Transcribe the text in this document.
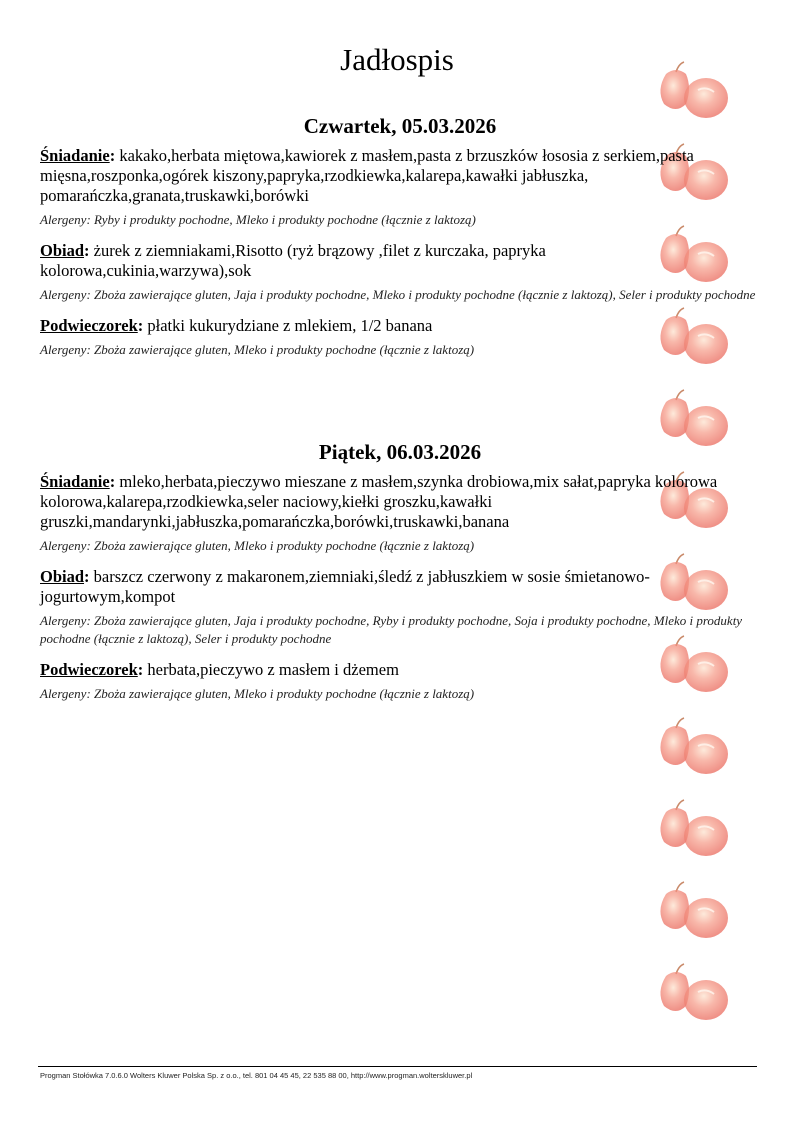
Jadłospis
Czwartek, 05.03.2026
Śniadanie: kakako,herbata miętowa,kawiorek z masłem,pasta z brzuszków łososia z serkiem,pasta mięsna,roszponka,ogórek kiszony,papryka,rzodkiewka,kalarepa,kawałki jabłuszka, pomarańczka,granata,truskawki,borówki
Alergeny: Ryby i produkty pochodne, Mleko i produkty pochodne (łącznie z laktozą)
Obiad: żurek z ziemniakami,Risotto (ryż brązowy ,filet z kurczaka, papryka kolorowa,cukinia,warzywa),sok
Alergeny: Zboża zawierające gluten, Jaja i produkty pochodne, Mleko i produkty pochodne (łącznie z laktozą), Seler i produkty pochodne
Podwieczorek: płatki kukurydziane z mlekiem, 1/2 banana
Alergeny: Zboża zawierające gluten, Mleko i produkty pochodne (łącznie z laktozą)
Piątek, 06.03.2026
Śniadanie: mleko,herbata,pieczywo mieszane z masłem,szynka drobiowa,mix sałat,papryka kolorowa kolorowa,kalarepa,rzodkiewka,seler naciowy,kiełki groszku,kawałki gruszki,mandarynki,jabłuszka,pomarańczka,borówki,truskawki,banana
Alergeny: Zboża zawierające gluten, Mleko i produkty pochodne (łącznie z laktozą)
Obiad: barszcz czerwony z makaronem,ziemniaki,śledź z jabłuszkiem w sosie śmietanowo-jogurtowym,kompot
Alergeny: Zboża zawierające gluten, Jaja i produkty pochodne, Ryby i produkty pochodne, Soja i produkty pochodne, Mleko i produkty pochodne (łącznie z laktozą), Seler i produkty pochodne
Podwieczorek: herbata,pieczywo z masłem i dżemem
Alergeny: Zboża zawierające gluten, Mleko i produkty pochodne (łącznie z laktozą)
Progman Stołówka 7.0.6.0 Wolters Kluwer Polska Sp. z o.o., tel. 801 04 45 45, 22 535 88 00, http://www.progman.wolterskluwer.pl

------

→ **Your objective**
Print the complete listing exactly as it stands, without its pictures.

→ **Task answer**
Transcribe the text in this document.
Jadłospis
Czwartek, 05.03.2026
Śniadanie: kakako,herbata miętowa,kawiorek z masłem,pasta z brzuszków łososia z serkiem,pasta mięsna,roszponka,ogórek kiszony,papryka,rzodkiewka,kalarepa,kawałki jabłuszka, pomarańczka,granata,truskawki,borówki
Alergeny: Ryby i produkty pochodne, Mleko i produkty pochodne (łącznie z laktozą)
Obiad: żurek z ziemniakami,Risotto (ryż brązowy ,filet z kurczaka, papryka kolorowa,cukinia,warzywa),sok
Alergeny: Zboża zawierające gluten, Jaja i produkty pochodne, Mleko i produkty pochodne (łącznie z laktozą), Seler i produkty pochodne
Podwieczorek: płatki kukurydziane z mlekiem, 1/2 banana
Alergeny: Zboża zawierające gluten, Mleko i produkty pochodne (łącznie z laktozą)
Piątek, 06.03.2026
Śniadanie: mleko,herbata,pieczywo mieszane z masłem,szynka drobiowa,mix sałat,papryka kolorowa kolorowa,kalarepa,rzodkiewka,seler naciowy,kiełki groszku,kawałki gruszki,mandarynki,jabłuszka,pomarańczka,borówki,truskawki,banana
Alergeny: Zboża zawierające gluten, Mleko i produkty pochodne (łącznie z laktozą)
Obiad: barszcz czerwony z makaronem,ziemniaki,śledź z jabłuszkiem w sosie śmietanowo-jogurtowym,kompot
Alergeny: Zboża zawierające gluten, Jaja i produkty pochodne, Ryby i produkty pochodne, Soja i produkty pochodne, Mleko i produkty pochodne (łącznie z laktozą), Seler i produkty pochodne
Podwieczorek: herbata,pieczywo z masłem i dżemem
Alergeny: Zboża zawierające gluten, Mleko i produkty pochodne (łącznie z laktozą)
Progman Stołówka 7.0.6.0 Wolters Kluwer Polska Sp. z o.o., tel. 801 04 45 45, 22 535 88 00, http://www.progman.wolterskluwer.pl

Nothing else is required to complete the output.